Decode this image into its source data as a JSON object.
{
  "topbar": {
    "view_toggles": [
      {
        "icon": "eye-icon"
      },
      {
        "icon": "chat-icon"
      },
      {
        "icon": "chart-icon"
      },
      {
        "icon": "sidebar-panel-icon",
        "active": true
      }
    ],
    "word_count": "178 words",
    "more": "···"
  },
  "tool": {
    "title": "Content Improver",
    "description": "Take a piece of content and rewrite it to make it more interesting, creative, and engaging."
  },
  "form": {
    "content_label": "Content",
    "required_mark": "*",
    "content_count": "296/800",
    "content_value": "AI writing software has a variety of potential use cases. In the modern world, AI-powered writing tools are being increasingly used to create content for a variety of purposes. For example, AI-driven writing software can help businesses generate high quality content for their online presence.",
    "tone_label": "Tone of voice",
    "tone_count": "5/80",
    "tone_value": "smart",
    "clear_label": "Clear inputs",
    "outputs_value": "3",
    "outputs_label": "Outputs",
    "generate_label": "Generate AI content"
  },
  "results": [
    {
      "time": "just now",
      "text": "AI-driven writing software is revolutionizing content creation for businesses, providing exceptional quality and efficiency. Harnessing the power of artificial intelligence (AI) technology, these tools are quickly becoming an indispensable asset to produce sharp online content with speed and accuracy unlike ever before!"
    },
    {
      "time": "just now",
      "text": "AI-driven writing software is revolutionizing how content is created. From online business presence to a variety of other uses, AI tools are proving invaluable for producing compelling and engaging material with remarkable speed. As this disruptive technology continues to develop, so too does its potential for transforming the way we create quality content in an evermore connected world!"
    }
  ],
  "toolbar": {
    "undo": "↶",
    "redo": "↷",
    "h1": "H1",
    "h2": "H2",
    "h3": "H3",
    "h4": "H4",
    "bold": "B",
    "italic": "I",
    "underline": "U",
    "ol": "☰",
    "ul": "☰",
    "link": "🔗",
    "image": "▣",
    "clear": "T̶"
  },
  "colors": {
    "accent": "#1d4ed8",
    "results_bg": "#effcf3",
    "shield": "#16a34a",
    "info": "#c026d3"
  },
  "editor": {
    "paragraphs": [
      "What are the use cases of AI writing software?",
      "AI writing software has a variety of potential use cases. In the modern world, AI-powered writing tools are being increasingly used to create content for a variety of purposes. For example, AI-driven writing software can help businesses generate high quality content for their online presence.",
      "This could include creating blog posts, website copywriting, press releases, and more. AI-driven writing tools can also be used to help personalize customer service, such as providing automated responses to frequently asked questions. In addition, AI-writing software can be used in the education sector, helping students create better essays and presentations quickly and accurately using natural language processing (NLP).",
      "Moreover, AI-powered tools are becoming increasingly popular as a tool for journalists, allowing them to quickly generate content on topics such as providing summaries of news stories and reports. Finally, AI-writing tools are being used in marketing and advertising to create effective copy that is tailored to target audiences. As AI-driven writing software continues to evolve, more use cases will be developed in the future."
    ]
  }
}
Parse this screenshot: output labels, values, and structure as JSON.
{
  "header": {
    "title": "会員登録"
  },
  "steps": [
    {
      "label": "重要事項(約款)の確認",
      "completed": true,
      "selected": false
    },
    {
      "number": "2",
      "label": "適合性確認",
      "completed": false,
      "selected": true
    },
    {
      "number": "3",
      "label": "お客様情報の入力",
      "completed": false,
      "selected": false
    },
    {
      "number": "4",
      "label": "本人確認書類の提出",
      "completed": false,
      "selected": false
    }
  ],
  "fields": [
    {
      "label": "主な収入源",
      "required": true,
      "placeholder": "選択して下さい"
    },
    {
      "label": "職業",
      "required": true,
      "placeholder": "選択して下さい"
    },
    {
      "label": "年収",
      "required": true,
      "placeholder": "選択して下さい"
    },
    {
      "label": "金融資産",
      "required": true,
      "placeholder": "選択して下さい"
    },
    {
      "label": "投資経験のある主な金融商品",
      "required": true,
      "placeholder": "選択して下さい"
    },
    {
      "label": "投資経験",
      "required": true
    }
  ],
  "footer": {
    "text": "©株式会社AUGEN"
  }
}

**EXERCISE TASK**
Every entry should be printed again exactly as it stands.

**WORKED SOLUTION**
Decode this image into its source data as a JSON object.
{
  "topbar": {
    "view_toggles": [
      {
        "icon": "eye-icon"
      },
      {
        "icon": "chat-icon"
      },
      {
        "icon": "chart-icon"
      },
      {
        "icon": "sidebar-panel-icon",
        "active": true
      }
    ],
    "word_count": "178 words",
    "more": "···"
  },
  "tool": {
    "title": "Content Improver",
    "description": "Take a piece of content and rewrite it to make it more interesting, creative, and engaging."
  },
  "form": {
    "content_label": "Content",
    "required_mark": "*",
    "content_count": "296/800",
    "content_value": "AI writing software has a variety of potential use cases. In the modern world, AI-powered writing tools are being increasingly used to create content for a variety of purposes. For example, AI-driven writing software can help businesses generate high quality content for their online presence.",
    "tone_label": "Tone of voice",
    "tone_count": "5/80",
    "tone_value": "smart",
    "clear_label": "Clear inputs",
    "outputs_value": "3",
    "outputs_label": "Outputs",
    "generate_label": "Generate AI content"
  },
  "results": [
    {
      "time": "just now",
      "text": "AI-driven writing software is revolutionizing content creation for businesses, providing exceptional quality and efficiency. Harnessing the power of artificial intelligence (AI) technology, these tools are quickly becoming an indispensable asset to produce sharp online content with speed and accuracy unlike ever before!"
    },
    {
      "time": "just now",
      "text": "AI-driven writing software is revolutionizing how content is created. From online business presence to a variety of other uses, AI tools are proving invaluable for producing compelling and engaging material with remarkable speed. As this disruptive technology continues to develop, so too does its potential for transforming the way we create quality content in an evermore connected world!"
    }
  ],
  "toolbar": {
    "undo": "↶",
    "redo": "↷",
    "h1": "H1",
    "h2": "H2",
    "h3": "H3",
    "h4": "H4",
    "bold": "B",
    "italic": "I",
    "underline": "U",
    "ol": "☰",
    "ul": "☰",
    "link": "🔗",
    "image": "▣",
    "clear": "T̶"
  },
  "colors": {
    "accent": "#1d4ed8",
    "results_bg": "#effcf3",
    "shield": "#16a34a",
    "info": "#c026d3"
  },
  "editor": {
    "paragraphs": [
      "What are the use cases of AI writing software?",
      "AI writing software has a variety of potential use cases. In the modern world, AI-powered writing tools are being increasingly used to create content for a variety of purposes. For example, AI-driven writing software can help businesses generate high quality content for their online presence.",
      "This could include creating blog posts, website copywriting, press releases, and more. AI-driven writing tools can also be used to help personalize customer service, such as providing automated responses to frequently asked questions. In addition, AI-writing software can be used in the education sector, helping students create better essays and presentations quickly and accurately using natural language processing (NLP).",
      "Moreover, AI-powered tools are becoming increasingly popular as a tool for journalists, allowing them to quickly generate content on topics such as providing summaries of news stories and reports. Finally, AI-writing tools are being used in marketing and advertising to create effective copy that is tailored to target audiences. As AI-driven writing software continues to evolve, more use cases will be developed in the future."
    ]
  }
}
Parse this screenshot: output labels, values, and structure as JSON.
{
  "header": {
    "title": "会員登録"
  },
  "steps": [
    {
      "label": "重要事項(約款)の確認",
      "completed": true,
      "selected": false
    },
    {
      "number": "2",
      "label": "適合性確認",
      "completed": false,
      "selected": true
    },
    {
      "number": "3",
      "label": "お客様情報の入力",
      "completed": false,
      "selected": false
    },
    {
      "number": "4",
      "label": "本人確認書類の提出",
      "completed": false,
      "selected": false
    }
  ],
  "fields": [
    {
      "label": "主な収入源",
      "required": true,
      "placeholder": "選択して下さい"
    },
    {
      "label": "職業",
      "required": true,
      "placeholder": "選択して下さい"
    },
    {
      "label": "年収",
      "required": true,
      "placeholder": "選択して下さい"
    },
    {
      "label": "金融資産",
      "required": true,
      "placeholder": "選択して下さい"
    },
    {
      "label": "投資経験のある主な金融商品",
      "required": true,
      "placeholder": "選択して下さい"
    },
    {
      "label": "投資経験",
      "required": true
    }
  ],
  "footer": {
    "text": "©株式会社AUGEN"
  }
}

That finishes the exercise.